[Figure dataset records]

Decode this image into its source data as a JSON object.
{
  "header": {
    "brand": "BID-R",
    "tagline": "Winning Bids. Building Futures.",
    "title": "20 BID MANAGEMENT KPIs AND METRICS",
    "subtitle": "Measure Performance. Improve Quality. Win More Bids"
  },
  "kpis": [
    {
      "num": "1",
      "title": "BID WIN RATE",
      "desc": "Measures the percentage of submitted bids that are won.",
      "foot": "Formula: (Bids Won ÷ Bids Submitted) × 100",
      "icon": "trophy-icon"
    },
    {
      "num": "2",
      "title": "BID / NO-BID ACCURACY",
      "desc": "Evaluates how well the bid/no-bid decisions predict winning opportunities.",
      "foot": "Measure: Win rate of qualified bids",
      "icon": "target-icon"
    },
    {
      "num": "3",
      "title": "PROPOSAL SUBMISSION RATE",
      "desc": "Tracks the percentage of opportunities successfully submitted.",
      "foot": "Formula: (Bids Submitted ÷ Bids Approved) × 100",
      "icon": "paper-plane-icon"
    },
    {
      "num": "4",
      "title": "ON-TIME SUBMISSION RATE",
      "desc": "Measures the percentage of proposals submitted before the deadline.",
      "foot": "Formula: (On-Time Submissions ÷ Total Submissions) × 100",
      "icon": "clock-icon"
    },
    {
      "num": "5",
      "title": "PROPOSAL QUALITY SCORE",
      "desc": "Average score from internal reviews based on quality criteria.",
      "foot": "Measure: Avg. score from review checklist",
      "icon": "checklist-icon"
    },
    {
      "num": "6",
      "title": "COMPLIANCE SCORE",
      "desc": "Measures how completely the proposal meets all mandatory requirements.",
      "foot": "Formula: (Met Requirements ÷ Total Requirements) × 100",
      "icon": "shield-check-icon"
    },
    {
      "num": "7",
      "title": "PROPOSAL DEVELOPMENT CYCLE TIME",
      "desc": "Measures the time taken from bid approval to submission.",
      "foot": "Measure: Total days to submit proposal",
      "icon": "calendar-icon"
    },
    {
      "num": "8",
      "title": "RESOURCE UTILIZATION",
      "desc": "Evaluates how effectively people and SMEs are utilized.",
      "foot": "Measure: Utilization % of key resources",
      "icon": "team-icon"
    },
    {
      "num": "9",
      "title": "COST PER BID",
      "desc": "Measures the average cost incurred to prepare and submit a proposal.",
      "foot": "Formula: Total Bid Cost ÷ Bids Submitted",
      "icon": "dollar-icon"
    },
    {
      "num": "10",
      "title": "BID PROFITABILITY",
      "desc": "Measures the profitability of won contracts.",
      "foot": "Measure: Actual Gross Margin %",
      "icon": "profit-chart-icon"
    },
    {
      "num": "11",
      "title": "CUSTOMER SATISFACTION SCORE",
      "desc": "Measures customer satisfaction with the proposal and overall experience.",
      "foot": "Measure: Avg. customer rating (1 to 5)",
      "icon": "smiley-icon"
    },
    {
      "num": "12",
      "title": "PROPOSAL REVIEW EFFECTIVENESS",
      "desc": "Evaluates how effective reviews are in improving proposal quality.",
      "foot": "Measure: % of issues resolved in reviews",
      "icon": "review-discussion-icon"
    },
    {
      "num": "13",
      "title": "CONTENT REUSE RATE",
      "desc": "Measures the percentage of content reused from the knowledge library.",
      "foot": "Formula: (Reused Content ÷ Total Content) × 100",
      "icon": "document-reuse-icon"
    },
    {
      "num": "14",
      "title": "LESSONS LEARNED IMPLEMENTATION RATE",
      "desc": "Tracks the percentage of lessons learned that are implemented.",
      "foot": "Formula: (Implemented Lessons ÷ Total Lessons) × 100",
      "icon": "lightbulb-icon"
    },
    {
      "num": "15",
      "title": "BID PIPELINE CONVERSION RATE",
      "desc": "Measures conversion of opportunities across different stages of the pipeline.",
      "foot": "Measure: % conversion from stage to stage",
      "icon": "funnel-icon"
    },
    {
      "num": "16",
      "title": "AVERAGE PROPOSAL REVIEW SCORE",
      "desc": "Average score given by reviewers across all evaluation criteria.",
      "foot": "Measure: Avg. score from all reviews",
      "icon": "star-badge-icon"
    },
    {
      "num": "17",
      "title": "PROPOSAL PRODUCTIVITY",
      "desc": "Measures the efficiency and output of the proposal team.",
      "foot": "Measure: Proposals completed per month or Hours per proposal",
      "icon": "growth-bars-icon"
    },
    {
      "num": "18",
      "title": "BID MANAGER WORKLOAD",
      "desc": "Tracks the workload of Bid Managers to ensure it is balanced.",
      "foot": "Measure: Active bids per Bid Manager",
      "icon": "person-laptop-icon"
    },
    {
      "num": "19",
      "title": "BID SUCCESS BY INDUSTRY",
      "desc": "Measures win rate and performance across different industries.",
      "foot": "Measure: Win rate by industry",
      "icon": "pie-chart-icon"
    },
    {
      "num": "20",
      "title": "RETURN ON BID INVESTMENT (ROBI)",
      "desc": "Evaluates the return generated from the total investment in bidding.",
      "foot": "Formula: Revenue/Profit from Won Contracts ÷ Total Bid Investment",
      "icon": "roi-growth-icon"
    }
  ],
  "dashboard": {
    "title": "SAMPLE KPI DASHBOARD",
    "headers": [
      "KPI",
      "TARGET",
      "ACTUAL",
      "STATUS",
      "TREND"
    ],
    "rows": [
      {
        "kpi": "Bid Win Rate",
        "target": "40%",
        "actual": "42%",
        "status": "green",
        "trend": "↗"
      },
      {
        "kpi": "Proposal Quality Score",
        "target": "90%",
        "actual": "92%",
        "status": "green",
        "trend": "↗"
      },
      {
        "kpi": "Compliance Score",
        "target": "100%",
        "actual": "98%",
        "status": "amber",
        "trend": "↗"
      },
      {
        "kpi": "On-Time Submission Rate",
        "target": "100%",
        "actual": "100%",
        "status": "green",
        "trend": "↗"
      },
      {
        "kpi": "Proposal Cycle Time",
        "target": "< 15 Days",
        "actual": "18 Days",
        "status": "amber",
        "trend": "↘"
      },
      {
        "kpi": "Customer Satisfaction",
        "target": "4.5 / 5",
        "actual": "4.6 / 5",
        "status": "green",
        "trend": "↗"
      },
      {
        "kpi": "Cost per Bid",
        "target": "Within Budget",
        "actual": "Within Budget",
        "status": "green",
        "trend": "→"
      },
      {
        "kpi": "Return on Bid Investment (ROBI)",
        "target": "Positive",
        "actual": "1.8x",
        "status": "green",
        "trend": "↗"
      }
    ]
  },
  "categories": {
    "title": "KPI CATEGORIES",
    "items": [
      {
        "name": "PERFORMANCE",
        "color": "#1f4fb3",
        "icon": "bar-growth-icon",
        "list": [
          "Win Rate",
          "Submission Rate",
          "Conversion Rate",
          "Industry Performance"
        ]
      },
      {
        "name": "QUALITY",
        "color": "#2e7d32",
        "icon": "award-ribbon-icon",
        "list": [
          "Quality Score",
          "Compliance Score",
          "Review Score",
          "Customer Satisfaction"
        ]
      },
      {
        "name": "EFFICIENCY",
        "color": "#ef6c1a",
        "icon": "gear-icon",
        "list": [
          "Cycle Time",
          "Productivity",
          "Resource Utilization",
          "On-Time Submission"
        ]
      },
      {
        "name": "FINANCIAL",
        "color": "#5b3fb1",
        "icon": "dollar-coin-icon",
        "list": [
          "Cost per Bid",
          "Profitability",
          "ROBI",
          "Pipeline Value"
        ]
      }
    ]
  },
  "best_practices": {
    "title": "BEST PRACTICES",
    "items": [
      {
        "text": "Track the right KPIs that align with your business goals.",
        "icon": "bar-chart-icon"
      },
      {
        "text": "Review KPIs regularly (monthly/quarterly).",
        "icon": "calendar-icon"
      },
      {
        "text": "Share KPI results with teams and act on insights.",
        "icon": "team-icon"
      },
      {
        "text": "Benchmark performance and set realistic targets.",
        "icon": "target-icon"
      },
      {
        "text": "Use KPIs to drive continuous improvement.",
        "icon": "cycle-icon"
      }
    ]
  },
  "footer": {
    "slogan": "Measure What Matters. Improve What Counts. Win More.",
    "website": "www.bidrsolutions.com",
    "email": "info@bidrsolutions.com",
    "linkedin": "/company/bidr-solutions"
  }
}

◆ **Task instructions**:
From the listing above, copy every line that includes the word "text".

◆ **Solution for this problem**:
        "text": "Track the right KPIs that align with your business goals.",
        "text": "Review KPIs regularly (monthly/quarterly).",
        "text": "Share KPI results with teams and act on insights.",
        "text": "Benchmark performance and set realistic targets.",
        "text": "Use KPIs to drive continuous improvement.",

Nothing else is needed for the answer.